* Exercise prompt: Count the lines in the records below that contain the word "room" and give only that number.
++++++++
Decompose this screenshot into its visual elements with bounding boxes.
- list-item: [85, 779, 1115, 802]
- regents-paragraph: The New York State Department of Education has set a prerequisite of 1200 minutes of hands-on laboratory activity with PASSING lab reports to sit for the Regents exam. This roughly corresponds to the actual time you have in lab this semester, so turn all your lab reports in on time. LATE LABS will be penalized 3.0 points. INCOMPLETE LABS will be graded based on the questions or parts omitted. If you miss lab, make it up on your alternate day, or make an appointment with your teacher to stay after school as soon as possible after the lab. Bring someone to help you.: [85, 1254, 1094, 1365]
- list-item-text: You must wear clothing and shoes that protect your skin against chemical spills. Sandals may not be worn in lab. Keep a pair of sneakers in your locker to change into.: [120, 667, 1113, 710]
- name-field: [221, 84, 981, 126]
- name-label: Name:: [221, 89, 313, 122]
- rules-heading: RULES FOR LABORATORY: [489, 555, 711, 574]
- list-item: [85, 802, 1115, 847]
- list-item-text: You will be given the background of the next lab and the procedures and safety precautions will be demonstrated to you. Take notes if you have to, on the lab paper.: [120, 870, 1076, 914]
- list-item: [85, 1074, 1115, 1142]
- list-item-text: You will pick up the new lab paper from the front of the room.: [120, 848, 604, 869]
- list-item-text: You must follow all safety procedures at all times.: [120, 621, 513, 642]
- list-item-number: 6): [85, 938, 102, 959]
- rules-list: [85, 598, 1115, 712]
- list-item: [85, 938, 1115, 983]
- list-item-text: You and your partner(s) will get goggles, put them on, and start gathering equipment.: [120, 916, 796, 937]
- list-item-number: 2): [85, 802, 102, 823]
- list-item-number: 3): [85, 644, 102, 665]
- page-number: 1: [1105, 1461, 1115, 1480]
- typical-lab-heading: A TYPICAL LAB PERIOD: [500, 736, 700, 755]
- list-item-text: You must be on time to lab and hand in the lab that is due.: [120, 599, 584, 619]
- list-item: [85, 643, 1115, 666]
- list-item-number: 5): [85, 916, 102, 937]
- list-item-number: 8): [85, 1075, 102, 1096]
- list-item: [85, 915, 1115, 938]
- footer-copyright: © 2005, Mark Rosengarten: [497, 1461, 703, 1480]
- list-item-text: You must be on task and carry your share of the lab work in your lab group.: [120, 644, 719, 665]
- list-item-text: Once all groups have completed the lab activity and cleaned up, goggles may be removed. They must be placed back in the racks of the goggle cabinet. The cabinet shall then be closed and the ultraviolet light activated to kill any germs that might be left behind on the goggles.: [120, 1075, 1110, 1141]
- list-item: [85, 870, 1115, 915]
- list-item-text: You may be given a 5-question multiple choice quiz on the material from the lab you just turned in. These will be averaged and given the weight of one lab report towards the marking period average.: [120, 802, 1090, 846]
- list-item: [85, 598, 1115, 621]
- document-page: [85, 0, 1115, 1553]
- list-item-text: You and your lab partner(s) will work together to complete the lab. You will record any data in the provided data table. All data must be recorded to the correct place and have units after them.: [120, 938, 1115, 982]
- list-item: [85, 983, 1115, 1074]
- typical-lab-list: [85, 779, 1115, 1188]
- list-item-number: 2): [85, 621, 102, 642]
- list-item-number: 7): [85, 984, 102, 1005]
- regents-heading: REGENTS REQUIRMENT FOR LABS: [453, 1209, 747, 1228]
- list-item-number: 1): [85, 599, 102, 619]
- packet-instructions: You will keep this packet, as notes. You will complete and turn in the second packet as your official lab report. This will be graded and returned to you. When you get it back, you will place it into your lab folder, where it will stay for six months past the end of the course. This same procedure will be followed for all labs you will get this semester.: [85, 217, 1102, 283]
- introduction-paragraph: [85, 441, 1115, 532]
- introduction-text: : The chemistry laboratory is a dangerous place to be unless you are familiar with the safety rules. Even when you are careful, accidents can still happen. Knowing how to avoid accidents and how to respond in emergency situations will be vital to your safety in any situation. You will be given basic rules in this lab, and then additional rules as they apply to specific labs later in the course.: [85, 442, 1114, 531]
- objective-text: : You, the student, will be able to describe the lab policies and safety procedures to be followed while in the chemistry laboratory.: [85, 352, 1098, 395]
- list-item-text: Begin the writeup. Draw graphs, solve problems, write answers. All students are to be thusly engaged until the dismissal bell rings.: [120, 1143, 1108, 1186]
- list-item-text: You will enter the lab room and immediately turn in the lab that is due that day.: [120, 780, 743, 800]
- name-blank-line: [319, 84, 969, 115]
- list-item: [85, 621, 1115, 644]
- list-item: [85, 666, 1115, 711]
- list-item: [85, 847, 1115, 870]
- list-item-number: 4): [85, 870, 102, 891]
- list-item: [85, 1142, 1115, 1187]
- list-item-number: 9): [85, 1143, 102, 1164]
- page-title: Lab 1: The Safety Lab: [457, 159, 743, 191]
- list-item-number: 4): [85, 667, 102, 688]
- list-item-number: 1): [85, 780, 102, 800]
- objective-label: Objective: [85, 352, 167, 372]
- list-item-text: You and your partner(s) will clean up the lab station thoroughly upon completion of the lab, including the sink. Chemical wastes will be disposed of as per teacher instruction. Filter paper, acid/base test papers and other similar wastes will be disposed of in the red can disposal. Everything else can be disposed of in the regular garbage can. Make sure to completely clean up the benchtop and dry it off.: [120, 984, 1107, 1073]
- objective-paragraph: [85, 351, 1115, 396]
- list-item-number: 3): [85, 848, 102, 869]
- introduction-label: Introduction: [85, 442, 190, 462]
++++++++
* Correct answer: 2